#### EXERCISE DETAILS
Gather the lines that hold the string "крышку".

#### MATERIAL PROVIDED

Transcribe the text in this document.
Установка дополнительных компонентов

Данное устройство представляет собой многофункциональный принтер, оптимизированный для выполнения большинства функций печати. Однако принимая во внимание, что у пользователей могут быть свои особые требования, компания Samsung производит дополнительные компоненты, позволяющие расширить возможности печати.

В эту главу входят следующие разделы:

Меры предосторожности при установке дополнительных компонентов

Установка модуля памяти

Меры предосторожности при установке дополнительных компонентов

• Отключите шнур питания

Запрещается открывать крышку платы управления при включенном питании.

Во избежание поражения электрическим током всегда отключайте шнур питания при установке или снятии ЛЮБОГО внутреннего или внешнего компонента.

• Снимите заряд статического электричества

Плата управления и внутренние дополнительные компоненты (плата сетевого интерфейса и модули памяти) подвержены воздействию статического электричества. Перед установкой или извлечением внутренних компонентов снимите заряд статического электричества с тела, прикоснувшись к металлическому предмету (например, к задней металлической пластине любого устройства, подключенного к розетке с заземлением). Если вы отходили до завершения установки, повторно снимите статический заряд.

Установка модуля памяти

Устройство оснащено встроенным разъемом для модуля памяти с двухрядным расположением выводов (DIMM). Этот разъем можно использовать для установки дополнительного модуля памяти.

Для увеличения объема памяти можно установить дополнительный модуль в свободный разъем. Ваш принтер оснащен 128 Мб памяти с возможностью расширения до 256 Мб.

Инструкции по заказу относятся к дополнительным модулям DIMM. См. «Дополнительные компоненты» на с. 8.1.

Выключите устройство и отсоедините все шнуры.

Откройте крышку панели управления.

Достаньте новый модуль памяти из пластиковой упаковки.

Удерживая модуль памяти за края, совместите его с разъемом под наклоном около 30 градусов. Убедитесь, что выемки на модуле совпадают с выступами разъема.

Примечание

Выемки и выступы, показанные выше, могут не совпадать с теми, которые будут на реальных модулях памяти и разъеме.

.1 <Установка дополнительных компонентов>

#### EXERCISE RESULT
Запрещается открывать крышку платы управления при включенном питании.
Откройте крышку панели управления.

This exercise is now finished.